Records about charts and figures
::::::::

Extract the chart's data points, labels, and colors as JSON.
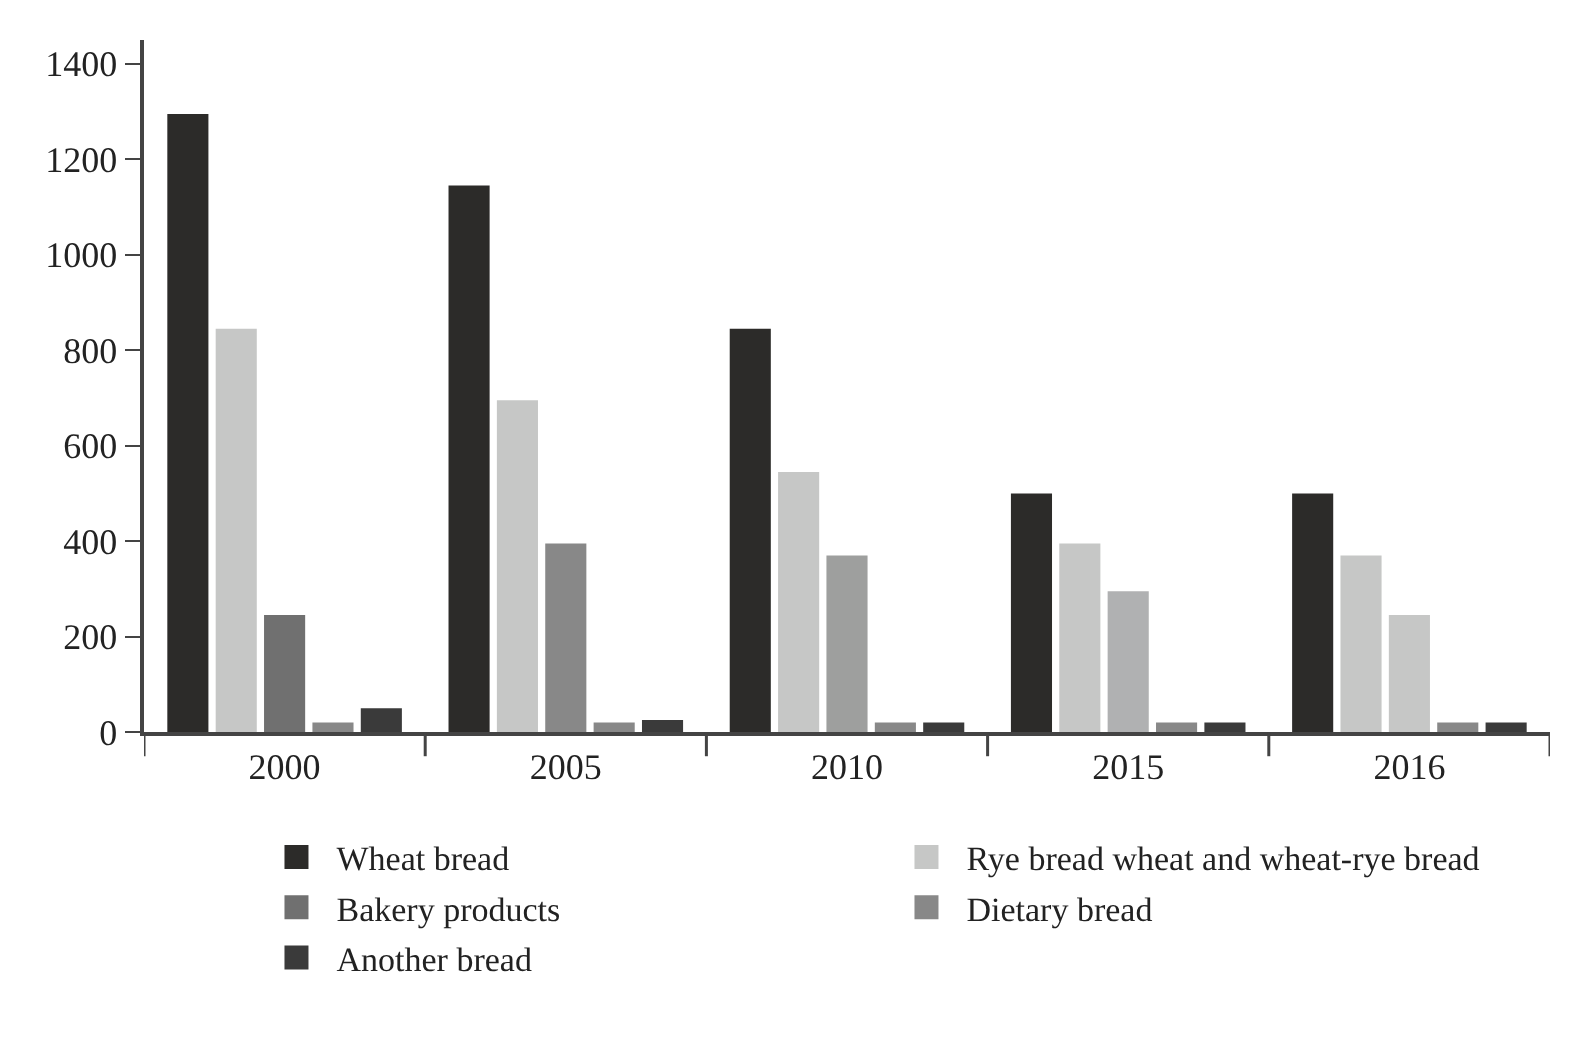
{
  "chart_data": {
    "type": "bar",
    "categories": [
      "2000",
      "2005",
      "2010",
      "2015",
      "2016"
    ],
    "series": [
      {
        "name": "Wheat bread",
        "color": "#2c2b29",
        "values": [
          1295,
          1145,
          845,
          500,
          500
        ]
      },
      {
        "name": "Rye bread wheat and wheat-rye bread",
        "color": "#c6c7c6",
        "values": [
          845,
          695,
          545,
          395,
          370
        ]
      },
      {
        "name": "Bakery products",
        "color": "#707070",
        "colors": [
          "#707070",
          "#888888",
          "#9e9f9e",
          "#b0b1b2",
          "#c6c7c6"
        ],
        "values": [
          245,
          395,
          370,
          295,
          245
        ]
      },
      {
        "name": "Dietary bread",
        "color": "#888888",
        "values": [
          20,
          20,
          20,
          20,
          20
        ]
      },
      {
        "name": "Another bread",
        "color": "#3a3a3a",
        "values": [
          50,
          25,
          20,
          20,
          20
        ]
      }
    ],
    "ylim": [
      0,
      1450
    ],
    "yticks": [
      0,
      200,
      400,
      600,
      800,
      1000,
      1200,
      1400
    ],
    "legend": "bottom"
  }
}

::::::::

- **Do this**
Identify each line in the entries with the word "bread" and copy it.

- **Solution**
        "name": "Wheat bread",
        "name": "Rye bread wheat and wheat-rye bread",
        "name": "Dietary bread",
        "name": "Another bread",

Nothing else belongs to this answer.